AIM
Output all the entries word for word. Omit the pictures.
* Begin RECORDS TO USE *
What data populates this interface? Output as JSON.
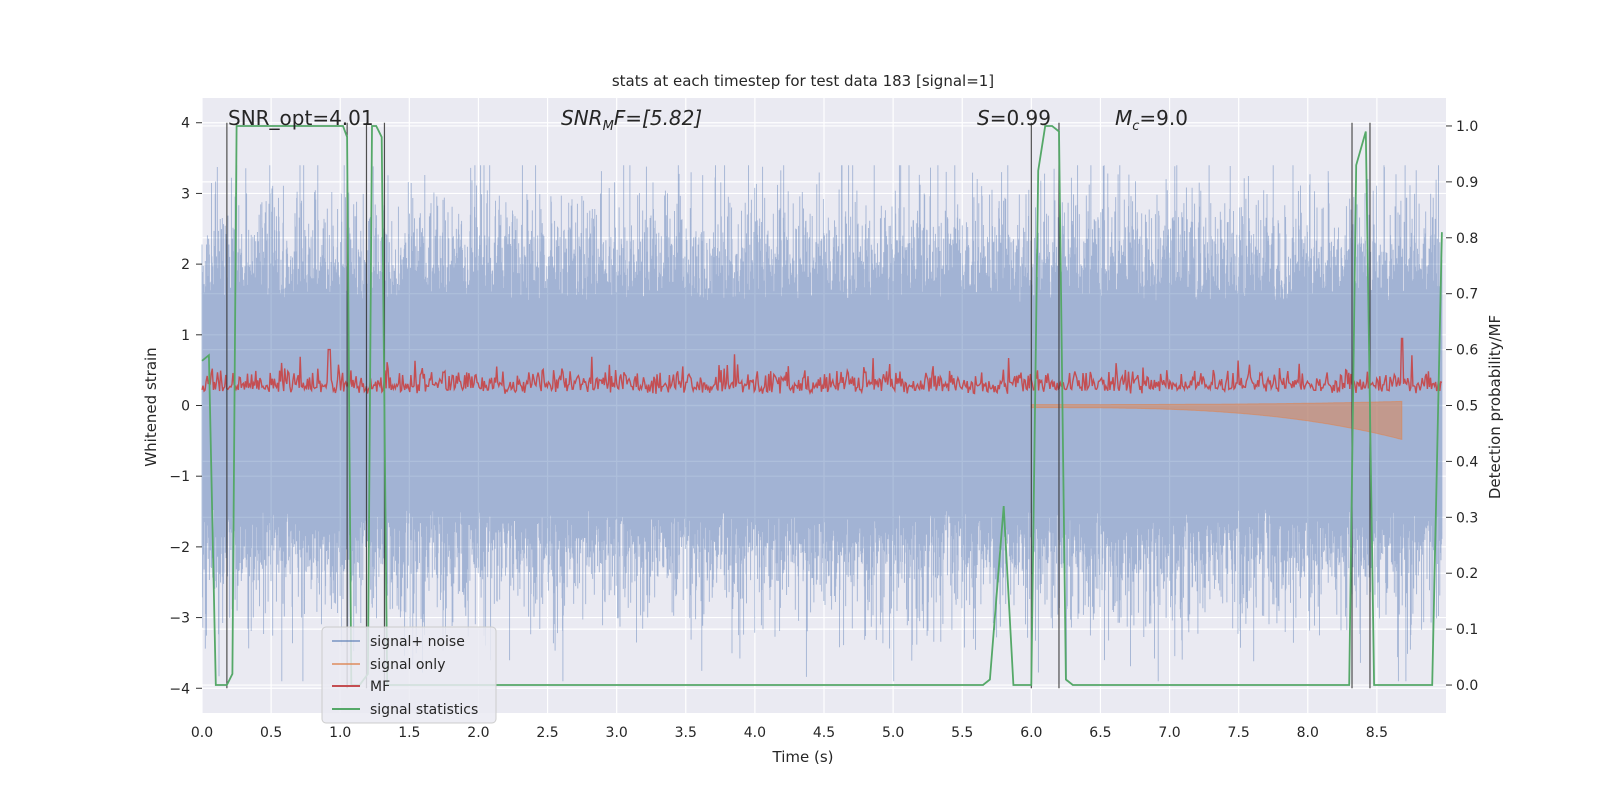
{
  "chart_data": {
    "type": "line",
    "title": "stats at each timestep for test data 183 [signal=1]",
    "xlabel": "Time (s)",
    "ylabel_left": "Whitened strain",
    "ylabel_right": "Detection probability/MF",
    "xlim": [
      0.0,
      9.0
    ],
    "ylim_left": [
      -4.35,
      4.35
    ],
    "ylim_right": [
      -0.05,
      1.05
    ],
    "xticks": [
      "0.0",
      "0.5",
      "1.0",
      "1.5",
      "2.0",
      "2.5",
      "3.0",
      "3.5",
      "4.0",
      "4.5",
      "5.0",
      "5.5",
      "6.0",
      "6.5",
      "7.0",
      "7.5",
      "8.0",
      "8.5"
    ],
    "yticks_left": [
      "4",
      "3",
      "2",
      "1",
      "0",
      "−1",
      "−2",
      "−3",
      "−4"
    ],
    "yticks_left_values": [
      4,
      3,
      2,
      1,
      0,
      -1,
      -2,
      -3,
      -4
    ],
    "yticks_right": [
      "1.0",
      "0.9",
      "0.8",
      "0.7",
      "0.6",
      "0.5",
      "0.4",
      "0.3",
      "0.2",
      "0.1",
      "0.0"
    ],
    "yticks_right_values": [
      1.0,
      0.9,
      0.8,
      0.7,
      0.6,
      0.5,
      0.4,
      0.3,
      0.2,
      0.1,
      0.0
    ],
    "annotations": {
      "snr_opt": "SNR_opt=4.01",
      "snr_mf_sym": "SNR",
      "snr_mf_sub": "M",
      "snr_mf_rest": "F=[5.82]",
      "s_sym": "S",
      "s_rest": "=0.99",
      "mc_sym": "M",
      "mc_sub": "c",
      "mc_rest": "=9.0"
    },
    "legend": {
      "position": "lower-left",
      "entries": [
        "signal+ noise",
        "signal only",
        "MF",
        "signal statistics"
      ]
    },
    "colors": {
      "axes_bg": "#eaeaf2",
      "grid": "#ffffff",
      "noise": "#4c72b0",
      "signal_only": "#dd8452",
      "mf": "#c44e52",
      "stat": "#55a868",
      "vline": "#333333"
    },
    "series": [
      {
        "name": "signal+ noise",
        "axis": "left",
        "description": "noisy whitened strain, amplitude roughly ±3.4"
      },
      {
        "name": "signal only",
        "axis": "left",
        "description": "chirp signal starting ~6.0 s, growing to about -0.5 at 8.68 s"
      },
      {
        "name": "MF",
        "axis": "right",
        "description": "matched filter output, ~0.5 to 0.6"
      },
      {
        "name": "signal statistics",
        "axis": "right",
        "x": [
          0.0,
          0.05,
          0.1,
          0.13,
          0.18,
          0.22,
          0.25,
          0.3,
          1.02,
          1.05,
          1.08,
          1.14,
          1.2,
          1.23,
          1.26,
          1.3,
          1.34,
          1.38,
          1.45,
          5.65,
          5.7,
          5.8,
          5.87,
          6.0,
          6.05,
          6.1,
          6.15,
          6.2,
          6.25,
          6.3,
          8.3,
          8.35,
          8.42,
          8.48,
          8.52,
          8.9,
          8.97
        ],
        "y": [
          0.58,
          0.59,
          0.0,
          0.0,
          0.0,
          0.02,
          1.0,
          1.0,
          1.0,
          0.98,
          0.0,
          0.0,
          0.02,
          1.0,
          1.0,
          0.98,
          0.0,
          0.0,
          0.0,
          0.0,
          0.01,
          0.32,
          0.0,
          0.0,
          0.92,
          1.0,
          1.0,
          0.99,
          0.01,
          0.0,
          0.0,
          0.93,
          0.99,
          0.0,
          0.0,
          0.0,
          0.81
        ]
      }
    ],
    "vertical_lines": [
      0.18,
      1.05,
      1.19,
      1.32,
      6.0,
      6.2,
      8.32,
      8.45
    ]
  }
}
* End RECORDS TO USE *
SOLUTION TO THIS PROBLEM
What data populates this interface? Output as JSON.
{
  "chart_data": {
    "type": "line",
    "title": "stats at each timestep for test data 183 [signal=1]",
    "xlabel": "Time (s)",
    "ylabel_left": "Whitened strain",
    "ylabel_right": "Detection probability/MF",
    "xlim": [
      0.0,
      9.0
    ],
    "ylim_left": [
      -4.35,
      4.35
    ],
    "ylim_right": [
      -0.05,
      1.05
    ],
    "xticks": [
      "0.0",
      "0.5",
      "1.0",
      "1.5",
      "2.0",
      "2.5",
      "3.0",
      "3.5",
      "4.0",
      "4.5",
      "5.0",
      "5.5",
      "6.0",
      "6.5",
      "7.0",
      "7.5",
      "8.0",
      "8.5"
    ],
    "yticks_left": [
      "4",
      "3",
      "2",
      "1",
      "0",
      "−1",
      "−2",
      "−3",
      "−4"
    ],
    "yticks_left_values": [
      4,
      3,
      2,
      1,
      0,
      -1,
      -2,
      -3,
      -4
    ],
    "yticks_right": [
      "1.0",
      "0.9",
      "0.8",
      "0.7",
      "0.6",
      "0.5",
      "0.4",
      "0.3",
      "0.2",
      "0.1",
      "0.0"
    ],
    "yticks_right_values": [
      1.0,
      0.9,
      0.8,
      0.7,
      0.6,
      0.5,
      0.4,
      0.3,
      0.2,
      0.1,
      0.0
    ],
    "annotations": {
      "snr_opt": "SNR_opt=4.01",
      "snr_mf_sym": "SNR",
      "snr_mf_sub": "M",
      "snr_mf_rest": "F=[5.82]",
      "s_sym": "S",
      "s_rest": "=0.99",
      "mc_sym": "M",
      "mc_sub": "c",
      "mc_rest": "=9.0"
    },
    "legend": {
      "position": "lower-left",
      "entries": [
        "signal+ noise",
        "signal only",
        "MF",
        "signal statistics"
      ]
    },
    "colors": {
      "axes_bg": "#eaeaf2",
      "grid": "#ffffff",
      "noise": "#4c72b0",
      "signal_only": "#dd8452",
      "mf": "#c44e52",
      "stat": "#55a868",
      "vline": "#333333"
    },
    "series": [
      {
        "name": "signal+ noise",
        "axis": "left",
        "description": "noisy whitened strain, amplitude roughly ±3.4"
      },
      {
        "name": "signal only",
        "axis": "left",
        "description": "chirp signal starting ~6.0 s, growing to about -0.5 at 8.68 s"
      },
      {
        "name": "MF",
        "axis": "right",
        "description": "matched filter output, ~0.5 to 0.6"
      },
      {
        "name": "signal statistics",
        "axis": "right",
        "x": [
          0.0,
          0.05,
          0.1,
          0.13,
          0.18,
          0.22,
          0.25,
          0.3,
          1.02,
          1.05,
          1.08,
          1.14,
          1.2,
          1.23,
          1.26,
          1.3,
          1.34,
          1.38,
          1.45,
          5.65,
          5.7,
          5.8,
          5.87,
          6.0,
          6.05,
          6.1,
          6.15,
          6.2,
          6.25,
          6.3,
          8.3,
          8.35,
          8.42,
          8.48,
          8.52,
          8.9,
          8.97
        ],
        "y": [
          0.58,
          0.59,
          0.0,
          0.0,
          0.0,
          0.02,
          1.0,
          1.0,
          1.0,
          0.98,
          0.0,
          0.0,
          0.02,
          1.0,
          1.0,
          0.98,
          0.0,
          0.0,
          0.0,
          0.0,
          0.01,
          0.32,
          0.0,
          0.0,
          0.92,
          1.0,
          1.0,
          0.99,
          0.01,
          0.0,
          0.0,
          0.93,
          0.99,
          0.0,
          0.0,
          0.0,
          0.81
        ]
      }
    ],
    "vertical_lines": [
      0.18,
      1.05,
      1.19,
      1.32,
      6.0,
      6.2,
      8.32,
      8.45
    ]
  }
}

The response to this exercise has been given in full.